● **JOB**: Where a line in the listing contains the string "active", copy that line out.

Excerpt from a dataset:
--- START ---
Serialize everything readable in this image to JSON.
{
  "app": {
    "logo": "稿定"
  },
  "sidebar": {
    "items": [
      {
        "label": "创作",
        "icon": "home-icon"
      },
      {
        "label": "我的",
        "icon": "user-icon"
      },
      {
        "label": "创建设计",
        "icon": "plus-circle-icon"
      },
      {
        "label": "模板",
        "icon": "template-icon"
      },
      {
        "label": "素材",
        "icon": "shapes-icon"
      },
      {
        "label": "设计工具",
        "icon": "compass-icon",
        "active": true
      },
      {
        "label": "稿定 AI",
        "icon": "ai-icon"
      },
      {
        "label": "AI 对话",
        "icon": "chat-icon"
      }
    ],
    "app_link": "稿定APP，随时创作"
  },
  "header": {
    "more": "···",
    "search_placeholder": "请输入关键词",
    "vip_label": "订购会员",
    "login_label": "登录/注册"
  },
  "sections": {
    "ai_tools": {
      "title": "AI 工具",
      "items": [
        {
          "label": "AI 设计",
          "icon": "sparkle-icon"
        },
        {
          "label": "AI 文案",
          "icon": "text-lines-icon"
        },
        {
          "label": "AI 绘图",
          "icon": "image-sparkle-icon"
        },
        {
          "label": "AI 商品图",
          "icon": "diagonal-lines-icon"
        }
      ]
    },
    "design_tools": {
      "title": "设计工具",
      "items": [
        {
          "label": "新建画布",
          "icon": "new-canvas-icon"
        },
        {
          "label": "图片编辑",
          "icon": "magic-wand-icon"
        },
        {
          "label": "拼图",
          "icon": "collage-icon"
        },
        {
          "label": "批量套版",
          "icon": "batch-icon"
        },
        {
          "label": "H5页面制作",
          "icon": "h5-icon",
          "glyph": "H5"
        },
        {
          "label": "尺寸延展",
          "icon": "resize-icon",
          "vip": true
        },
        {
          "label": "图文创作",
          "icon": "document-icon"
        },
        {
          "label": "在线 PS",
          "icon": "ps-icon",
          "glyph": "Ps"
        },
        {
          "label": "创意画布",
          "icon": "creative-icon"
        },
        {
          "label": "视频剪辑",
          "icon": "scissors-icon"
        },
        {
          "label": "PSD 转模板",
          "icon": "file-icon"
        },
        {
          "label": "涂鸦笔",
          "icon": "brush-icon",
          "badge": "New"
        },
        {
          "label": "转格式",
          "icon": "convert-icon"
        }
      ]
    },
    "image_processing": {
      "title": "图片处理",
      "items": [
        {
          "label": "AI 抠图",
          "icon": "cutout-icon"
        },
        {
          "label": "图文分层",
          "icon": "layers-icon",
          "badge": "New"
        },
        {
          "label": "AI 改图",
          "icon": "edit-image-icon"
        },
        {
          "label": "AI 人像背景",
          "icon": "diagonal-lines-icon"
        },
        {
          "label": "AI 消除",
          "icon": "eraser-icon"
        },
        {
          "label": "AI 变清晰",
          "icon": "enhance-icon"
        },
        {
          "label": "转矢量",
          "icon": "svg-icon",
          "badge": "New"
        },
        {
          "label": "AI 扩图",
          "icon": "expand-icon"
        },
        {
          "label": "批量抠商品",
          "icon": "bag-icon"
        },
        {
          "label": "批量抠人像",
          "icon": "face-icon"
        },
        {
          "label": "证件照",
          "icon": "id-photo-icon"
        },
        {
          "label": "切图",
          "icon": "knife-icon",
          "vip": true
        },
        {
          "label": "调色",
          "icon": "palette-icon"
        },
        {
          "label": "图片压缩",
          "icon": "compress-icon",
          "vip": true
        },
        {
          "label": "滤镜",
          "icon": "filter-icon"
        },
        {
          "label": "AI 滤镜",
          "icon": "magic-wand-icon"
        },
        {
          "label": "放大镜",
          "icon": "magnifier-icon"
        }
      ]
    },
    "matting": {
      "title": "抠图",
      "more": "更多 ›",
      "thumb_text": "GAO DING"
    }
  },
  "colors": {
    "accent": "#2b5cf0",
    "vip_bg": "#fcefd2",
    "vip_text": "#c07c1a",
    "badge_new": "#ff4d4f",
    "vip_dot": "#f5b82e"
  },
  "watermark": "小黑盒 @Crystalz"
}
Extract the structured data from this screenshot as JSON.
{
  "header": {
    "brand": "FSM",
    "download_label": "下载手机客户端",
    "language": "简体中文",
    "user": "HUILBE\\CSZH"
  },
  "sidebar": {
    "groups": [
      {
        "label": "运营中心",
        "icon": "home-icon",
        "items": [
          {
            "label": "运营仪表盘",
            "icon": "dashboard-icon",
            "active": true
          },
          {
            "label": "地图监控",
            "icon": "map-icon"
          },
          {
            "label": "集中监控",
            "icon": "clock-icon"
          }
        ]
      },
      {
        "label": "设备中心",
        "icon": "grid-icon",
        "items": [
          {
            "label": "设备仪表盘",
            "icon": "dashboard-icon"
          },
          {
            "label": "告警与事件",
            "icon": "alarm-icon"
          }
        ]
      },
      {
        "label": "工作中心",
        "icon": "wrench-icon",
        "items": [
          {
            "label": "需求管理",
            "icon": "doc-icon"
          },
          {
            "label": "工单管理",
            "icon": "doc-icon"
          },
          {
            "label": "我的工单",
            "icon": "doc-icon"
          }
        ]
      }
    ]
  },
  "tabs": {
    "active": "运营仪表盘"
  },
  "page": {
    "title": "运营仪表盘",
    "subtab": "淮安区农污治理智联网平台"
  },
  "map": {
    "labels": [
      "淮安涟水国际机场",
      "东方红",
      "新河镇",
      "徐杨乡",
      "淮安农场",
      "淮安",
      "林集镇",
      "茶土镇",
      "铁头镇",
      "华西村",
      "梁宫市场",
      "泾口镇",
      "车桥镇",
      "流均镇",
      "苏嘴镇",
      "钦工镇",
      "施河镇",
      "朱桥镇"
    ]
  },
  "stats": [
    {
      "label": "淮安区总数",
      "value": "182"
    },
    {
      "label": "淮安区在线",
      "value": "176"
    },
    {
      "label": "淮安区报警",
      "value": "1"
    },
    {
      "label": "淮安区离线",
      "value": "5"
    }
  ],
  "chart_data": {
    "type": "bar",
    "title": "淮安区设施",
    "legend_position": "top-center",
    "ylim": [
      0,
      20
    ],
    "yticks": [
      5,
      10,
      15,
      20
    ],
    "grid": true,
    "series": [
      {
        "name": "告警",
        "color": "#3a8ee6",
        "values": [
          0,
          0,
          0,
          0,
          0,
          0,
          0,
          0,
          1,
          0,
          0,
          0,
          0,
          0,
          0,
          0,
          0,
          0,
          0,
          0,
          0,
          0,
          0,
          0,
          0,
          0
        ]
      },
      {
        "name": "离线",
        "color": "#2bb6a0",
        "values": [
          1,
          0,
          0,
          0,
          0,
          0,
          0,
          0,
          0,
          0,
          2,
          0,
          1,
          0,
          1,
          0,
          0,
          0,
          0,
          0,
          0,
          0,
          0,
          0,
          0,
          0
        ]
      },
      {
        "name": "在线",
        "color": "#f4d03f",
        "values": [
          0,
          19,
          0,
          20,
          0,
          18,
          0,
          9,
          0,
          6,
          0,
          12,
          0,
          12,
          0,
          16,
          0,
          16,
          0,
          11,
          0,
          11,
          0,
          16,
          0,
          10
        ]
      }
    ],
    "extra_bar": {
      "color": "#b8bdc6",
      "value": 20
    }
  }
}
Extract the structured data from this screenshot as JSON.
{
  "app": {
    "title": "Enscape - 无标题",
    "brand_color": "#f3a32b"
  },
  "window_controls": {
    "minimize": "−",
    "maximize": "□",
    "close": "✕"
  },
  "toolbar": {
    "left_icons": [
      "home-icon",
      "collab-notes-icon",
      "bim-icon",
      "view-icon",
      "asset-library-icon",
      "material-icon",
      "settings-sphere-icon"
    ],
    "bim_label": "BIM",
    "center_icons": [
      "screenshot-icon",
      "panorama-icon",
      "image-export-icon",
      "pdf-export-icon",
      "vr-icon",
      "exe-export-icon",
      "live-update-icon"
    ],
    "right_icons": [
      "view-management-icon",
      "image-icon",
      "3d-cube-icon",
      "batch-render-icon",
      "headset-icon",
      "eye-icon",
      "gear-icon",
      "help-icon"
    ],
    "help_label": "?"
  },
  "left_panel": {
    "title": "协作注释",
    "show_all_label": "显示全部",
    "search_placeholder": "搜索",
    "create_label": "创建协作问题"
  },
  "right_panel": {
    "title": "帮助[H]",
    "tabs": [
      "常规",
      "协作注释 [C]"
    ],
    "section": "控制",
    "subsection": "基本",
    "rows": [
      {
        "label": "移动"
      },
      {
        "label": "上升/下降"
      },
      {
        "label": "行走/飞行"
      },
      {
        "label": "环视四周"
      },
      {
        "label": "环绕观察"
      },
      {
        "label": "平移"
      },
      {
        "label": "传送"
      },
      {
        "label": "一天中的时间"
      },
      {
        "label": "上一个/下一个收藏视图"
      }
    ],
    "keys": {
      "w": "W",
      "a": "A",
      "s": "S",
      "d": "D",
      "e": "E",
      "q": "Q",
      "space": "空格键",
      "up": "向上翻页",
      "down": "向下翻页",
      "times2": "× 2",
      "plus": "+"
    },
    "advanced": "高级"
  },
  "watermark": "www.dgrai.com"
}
--- END ---
● **RESPONSE**:
        "active": true
            "active": true
    "active": "运营仪表盘"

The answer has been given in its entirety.